Lines of data:
⟨

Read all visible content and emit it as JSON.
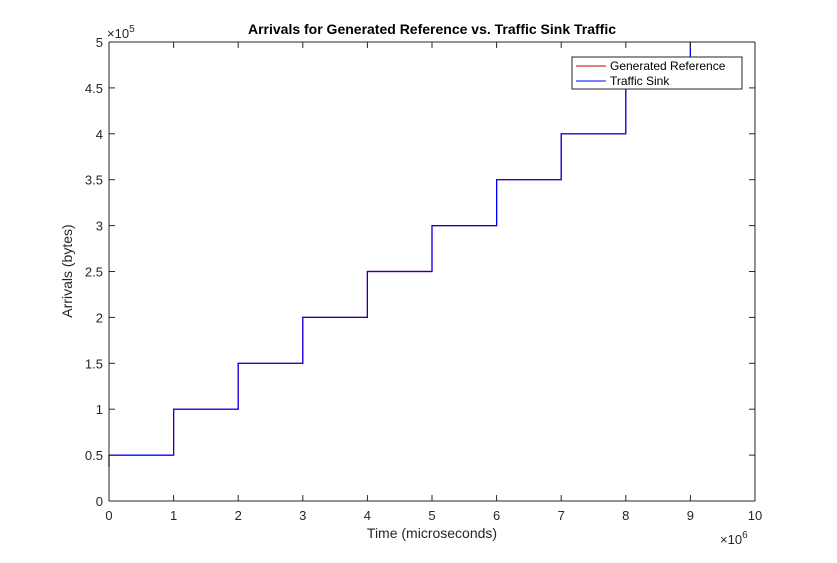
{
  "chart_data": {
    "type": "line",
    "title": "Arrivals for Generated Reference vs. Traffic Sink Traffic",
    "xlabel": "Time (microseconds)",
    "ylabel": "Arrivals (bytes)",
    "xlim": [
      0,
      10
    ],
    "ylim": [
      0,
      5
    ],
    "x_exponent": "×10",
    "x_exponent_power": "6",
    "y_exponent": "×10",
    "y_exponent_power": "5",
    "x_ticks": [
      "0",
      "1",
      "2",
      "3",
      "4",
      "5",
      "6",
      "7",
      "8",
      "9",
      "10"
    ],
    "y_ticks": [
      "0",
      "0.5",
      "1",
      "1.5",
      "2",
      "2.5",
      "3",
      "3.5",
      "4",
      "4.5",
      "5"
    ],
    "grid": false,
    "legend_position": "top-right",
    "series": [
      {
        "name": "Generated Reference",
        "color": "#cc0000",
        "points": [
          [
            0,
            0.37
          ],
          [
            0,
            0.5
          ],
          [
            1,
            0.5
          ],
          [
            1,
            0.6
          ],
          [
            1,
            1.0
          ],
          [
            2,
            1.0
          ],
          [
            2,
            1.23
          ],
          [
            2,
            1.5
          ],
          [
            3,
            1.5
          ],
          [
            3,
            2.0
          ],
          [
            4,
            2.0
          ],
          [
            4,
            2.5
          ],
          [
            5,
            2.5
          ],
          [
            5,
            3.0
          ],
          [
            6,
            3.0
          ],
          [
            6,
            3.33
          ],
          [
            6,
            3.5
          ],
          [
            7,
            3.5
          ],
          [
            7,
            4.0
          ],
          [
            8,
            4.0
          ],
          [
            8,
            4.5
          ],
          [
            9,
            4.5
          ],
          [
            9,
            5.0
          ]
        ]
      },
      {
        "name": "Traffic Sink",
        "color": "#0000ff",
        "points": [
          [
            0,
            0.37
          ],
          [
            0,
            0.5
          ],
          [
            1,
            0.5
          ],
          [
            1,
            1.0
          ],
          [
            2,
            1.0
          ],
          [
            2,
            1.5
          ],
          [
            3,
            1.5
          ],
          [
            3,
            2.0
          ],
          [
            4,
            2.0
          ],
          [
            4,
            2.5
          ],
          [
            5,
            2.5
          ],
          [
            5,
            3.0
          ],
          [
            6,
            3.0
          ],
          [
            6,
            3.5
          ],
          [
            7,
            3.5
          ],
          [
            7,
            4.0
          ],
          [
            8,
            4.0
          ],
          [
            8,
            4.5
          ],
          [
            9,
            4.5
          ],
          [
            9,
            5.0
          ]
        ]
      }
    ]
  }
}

⟩
⟨

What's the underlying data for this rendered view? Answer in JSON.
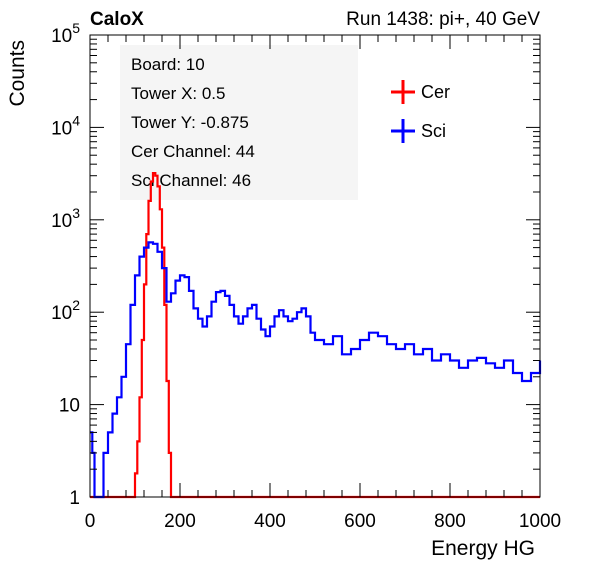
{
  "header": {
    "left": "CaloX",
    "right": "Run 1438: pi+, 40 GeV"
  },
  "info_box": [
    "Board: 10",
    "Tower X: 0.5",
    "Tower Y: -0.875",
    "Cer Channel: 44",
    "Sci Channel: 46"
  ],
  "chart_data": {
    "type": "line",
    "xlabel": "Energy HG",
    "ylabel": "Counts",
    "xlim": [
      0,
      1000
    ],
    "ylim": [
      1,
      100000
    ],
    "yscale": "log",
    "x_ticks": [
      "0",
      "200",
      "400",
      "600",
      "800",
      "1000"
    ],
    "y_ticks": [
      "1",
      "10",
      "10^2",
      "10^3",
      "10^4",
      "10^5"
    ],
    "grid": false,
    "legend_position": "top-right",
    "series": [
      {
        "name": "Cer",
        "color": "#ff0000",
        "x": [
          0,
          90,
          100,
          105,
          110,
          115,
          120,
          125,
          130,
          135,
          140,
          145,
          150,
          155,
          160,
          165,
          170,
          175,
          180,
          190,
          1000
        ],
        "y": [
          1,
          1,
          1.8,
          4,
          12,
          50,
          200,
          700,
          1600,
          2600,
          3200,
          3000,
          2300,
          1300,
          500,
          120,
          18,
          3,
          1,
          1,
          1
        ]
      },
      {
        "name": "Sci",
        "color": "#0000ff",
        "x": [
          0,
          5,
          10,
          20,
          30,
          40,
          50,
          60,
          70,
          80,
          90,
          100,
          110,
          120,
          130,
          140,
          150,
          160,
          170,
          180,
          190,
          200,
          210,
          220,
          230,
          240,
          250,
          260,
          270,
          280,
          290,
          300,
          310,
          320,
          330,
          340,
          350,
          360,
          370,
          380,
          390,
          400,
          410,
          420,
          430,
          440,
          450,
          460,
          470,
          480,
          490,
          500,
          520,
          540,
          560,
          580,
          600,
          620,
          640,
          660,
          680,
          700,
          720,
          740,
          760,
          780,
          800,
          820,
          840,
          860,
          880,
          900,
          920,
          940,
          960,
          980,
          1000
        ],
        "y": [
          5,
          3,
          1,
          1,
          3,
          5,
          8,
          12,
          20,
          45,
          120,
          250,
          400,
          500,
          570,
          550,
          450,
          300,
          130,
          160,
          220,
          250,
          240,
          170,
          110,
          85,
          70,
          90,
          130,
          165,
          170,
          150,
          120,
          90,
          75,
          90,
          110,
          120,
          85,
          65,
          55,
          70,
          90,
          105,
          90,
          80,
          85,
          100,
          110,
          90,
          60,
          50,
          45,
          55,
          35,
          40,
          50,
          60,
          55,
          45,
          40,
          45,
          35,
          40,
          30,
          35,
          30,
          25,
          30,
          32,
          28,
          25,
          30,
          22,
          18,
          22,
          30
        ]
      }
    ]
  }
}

⟩

State how many lines of the data include the word "Generated", with nothing else.

- **Answer to this exercise**:
2